> **STATED PROBLEM 1**
Answer these questions using the post on aggregating Merkle proofs:
(a) According to the writer, which outputs would each need a Merkle proof under "UTXO Obsolescence"?
(b) What does a Merkle proof provide so that the path from an element up to the root can be reconstructed?
(c) Which element is proven to exist in the Merkle tree in the example?
> **STATED PROBLEM 2**
From the post on aggregating Merkle proofs, list every sibling hash used to prove that K exists in the Merkle tree.
> **STATED PROBLEM 3**
Pick up the post on aggregating Merkle proofs after its final sentence and keep writing.

> **SOURCE TEXT**
^^^^^^^^

(Aggregate?) Merkle Proofs

I have been doing some thinking/reading around “UTXO Obsolescence” and something has been bothering me. We would need a Merkle Proof for every output being spent this way. And these get expensive relative to simply referencing an output via its commitment.

It would be great if we could aggregate Merkle proofs somehow. But I have not seen anything in the literature about aggregating Merkle proofs, how to go about doing it, or if it is even possible to aggregate multiple proofs.

I think it is possible to aggregate Merkle proofs where the aggregate proof is smaller than simply combining multiple proofs.
So I’m wondering a couple of things -

  1. Where is the flaw in my reasoning here?
  2. And in the unlikely event this does actually work - has this been described anywhere before?

Merkle Proofs

A Merkle proof gives us a way of proving that an element exists in a Merkle tree.
It does this by providing a list of hashes, such that we can reconstruct the path from the element up to the root and derive a matching root hash.

In the example above we can prove K exists in the Merkle tree via Hk and the “sibling” hashes [HL, HIJ, HMNOP, HABCDEFGH]. By hashing these siblings together we can derive the path from HK up to the root and confirm the root matches that of our Merkle tree.

^^^^^^^^

> **Lines of data**
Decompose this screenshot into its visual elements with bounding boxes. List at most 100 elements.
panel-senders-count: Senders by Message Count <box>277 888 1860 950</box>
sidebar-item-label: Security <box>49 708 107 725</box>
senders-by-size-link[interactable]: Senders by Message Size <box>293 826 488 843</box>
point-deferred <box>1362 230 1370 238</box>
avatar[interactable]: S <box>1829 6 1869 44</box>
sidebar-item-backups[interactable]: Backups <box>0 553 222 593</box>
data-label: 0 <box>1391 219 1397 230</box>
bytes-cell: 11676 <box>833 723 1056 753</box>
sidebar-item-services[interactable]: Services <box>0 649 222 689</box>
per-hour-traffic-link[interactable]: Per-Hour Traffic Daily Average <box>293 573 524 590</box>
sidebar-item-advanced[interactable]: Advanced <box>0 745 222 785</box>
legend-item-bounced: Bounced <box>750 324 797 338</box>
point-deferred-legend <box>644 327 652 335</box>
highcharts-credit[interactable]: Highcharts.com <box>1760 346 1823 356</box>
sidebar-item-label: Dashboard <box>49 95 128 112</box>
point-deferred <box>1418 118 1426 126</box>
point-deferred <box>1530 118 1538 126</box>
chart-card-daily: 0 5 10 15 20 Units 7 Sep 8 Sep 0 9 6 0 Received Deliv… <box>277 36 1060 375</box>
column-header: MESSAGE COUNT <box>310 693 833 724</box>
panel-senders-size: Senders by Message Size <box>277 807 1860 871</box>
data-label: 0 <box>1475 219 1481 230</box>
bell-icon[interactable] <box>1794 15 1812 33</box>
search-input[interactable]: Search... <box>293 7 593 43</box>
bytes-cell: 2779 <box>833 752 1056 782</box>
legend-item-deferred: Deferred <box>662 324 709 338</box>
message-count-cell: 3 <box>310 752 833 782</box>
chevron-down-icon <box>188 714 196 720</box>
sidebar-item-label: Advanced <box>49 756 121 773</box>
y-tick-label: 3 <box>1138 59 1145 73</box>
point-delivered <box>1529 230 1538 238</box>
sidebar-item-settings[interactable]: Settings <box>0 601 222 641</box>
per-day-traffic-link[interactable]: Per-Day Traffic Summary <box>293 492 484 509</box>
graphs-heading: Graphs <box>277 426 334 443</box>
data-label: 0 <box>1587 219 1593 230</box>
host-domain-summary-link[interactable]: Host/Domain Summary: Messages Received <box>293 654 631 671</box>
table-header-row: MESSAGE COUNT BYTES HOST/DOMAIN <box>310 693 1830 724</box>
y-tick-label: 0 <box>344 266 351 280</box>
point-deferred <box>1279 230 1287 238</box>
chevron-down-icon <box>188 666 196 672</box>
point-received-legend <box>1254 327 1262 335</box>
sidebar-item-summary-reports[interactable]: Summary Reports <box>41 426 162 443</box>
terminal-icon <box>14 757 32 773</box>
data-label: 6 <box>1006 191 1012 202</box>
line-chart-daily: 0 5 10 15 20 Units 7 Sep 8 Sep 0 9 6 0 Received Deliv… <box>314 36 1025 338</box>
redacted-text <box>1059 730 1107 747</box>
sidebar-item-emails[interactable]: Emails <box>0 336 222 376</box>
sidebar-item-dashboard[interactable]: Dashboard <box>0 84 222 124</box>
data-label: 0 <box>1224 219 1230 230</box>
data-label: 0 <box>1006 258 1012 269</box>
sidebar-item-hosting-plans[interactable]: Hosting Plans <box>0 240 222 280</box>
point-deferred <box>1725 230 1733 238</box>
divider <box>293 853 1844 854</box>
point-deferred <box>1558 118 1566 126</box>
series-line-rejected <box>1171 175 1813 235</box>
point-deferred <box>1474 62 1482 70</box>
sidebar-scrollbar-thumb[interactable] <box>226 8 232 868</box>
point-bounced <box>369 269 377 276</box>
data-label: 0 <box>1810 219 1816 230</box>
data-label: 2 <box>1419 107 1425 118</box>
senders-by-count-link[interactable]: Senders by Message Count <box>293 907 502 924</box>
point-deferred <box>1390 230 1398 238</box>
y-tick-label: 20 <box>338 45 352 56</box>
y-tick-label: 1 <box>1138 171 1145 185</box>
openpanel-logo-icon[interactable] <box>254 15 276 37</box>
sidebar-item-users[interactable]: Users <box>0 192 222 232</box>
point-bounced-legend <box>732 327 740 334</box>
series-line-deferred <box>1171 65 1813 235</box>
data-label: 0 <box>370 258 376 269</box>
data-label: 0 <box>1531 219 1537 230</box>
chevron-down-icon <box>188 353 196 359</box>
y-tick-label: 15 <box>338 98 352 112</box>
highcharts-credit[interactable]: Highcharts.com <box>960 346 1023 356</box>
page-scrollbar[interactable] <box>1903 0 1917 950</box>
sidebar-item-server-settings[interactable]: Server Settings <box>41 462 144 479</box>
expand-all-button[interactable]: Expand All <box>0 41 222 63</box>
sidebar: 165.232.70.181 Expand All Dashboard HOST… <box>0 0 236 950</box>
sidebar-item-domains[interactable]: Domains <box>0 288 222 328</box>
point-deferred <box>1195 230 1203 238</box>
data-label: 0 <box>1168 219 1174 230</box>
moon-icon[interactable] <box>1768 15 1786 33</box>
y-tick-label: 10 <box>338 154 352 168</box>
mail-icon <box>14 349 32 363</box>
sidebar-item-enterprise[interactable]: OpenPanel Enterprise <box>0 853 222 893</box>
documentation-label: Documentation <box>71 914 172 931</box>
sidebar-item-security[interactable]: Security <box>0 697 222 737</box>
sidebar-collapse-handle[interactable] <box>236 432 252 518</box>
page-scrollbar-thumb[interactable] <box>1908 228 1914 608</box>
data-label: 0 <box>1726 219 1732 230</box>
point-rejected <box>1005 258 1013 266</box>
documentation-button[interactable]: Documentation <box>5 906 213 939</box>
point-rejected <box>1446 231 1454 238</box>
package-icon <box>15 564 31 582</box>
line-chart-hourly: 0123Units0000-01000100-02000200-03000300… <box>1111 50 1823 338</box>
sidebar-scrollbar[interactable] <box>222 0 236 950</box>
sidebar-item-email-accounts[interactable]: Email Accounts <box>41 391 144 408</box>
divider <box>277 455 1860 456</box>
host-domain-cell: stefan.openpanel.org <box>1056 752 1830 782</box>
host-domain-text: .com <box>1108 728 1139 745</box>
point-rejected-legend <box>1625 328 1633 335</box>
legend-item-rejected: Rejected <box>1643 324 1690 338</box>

^^^^^^^^

> **RESULT 1**
(a) Every output being spent this way.
(b) A list of hashes.
(c) K.

> **RESULT 2**
HL, HIJ, HMNOP, HABCDEFGH

> **RESULT 3**
If we can do this for HK we know both that the value K was correct and that it exists at the specified leaf position.

We can also build a separate Merkle proof for a different leaf position, say HA.
This proof would contain the following sibling hashes - [HB, HCD, HEFGH, HIJKLMNOP].

Aggregate Merkle Proofs

So the question is can we aggregate these two Merkle proofs, to prove that both HA and HK are elements in the Merkle tree?

HA, Proof: [HB, HCD, HEFGH, HIJKLMNOP]
HK, Proof: [HL, HIJ, HMNOP, HABCDEFGH]

At first glance it appears unlikely because there is nothing obviously in common between these two proofs.
But on closer inspection - the pair (HABCDEFGH, HIJKLMNOP) are the two children of the root node. If we know both of these we can derive the root (as we do for a single Merkle proof).

We can derive HABCDEFGH by following the Merkle proof path up from HK.
Likewise we can derive HIJKLMNOP from the Merkle proof for HA.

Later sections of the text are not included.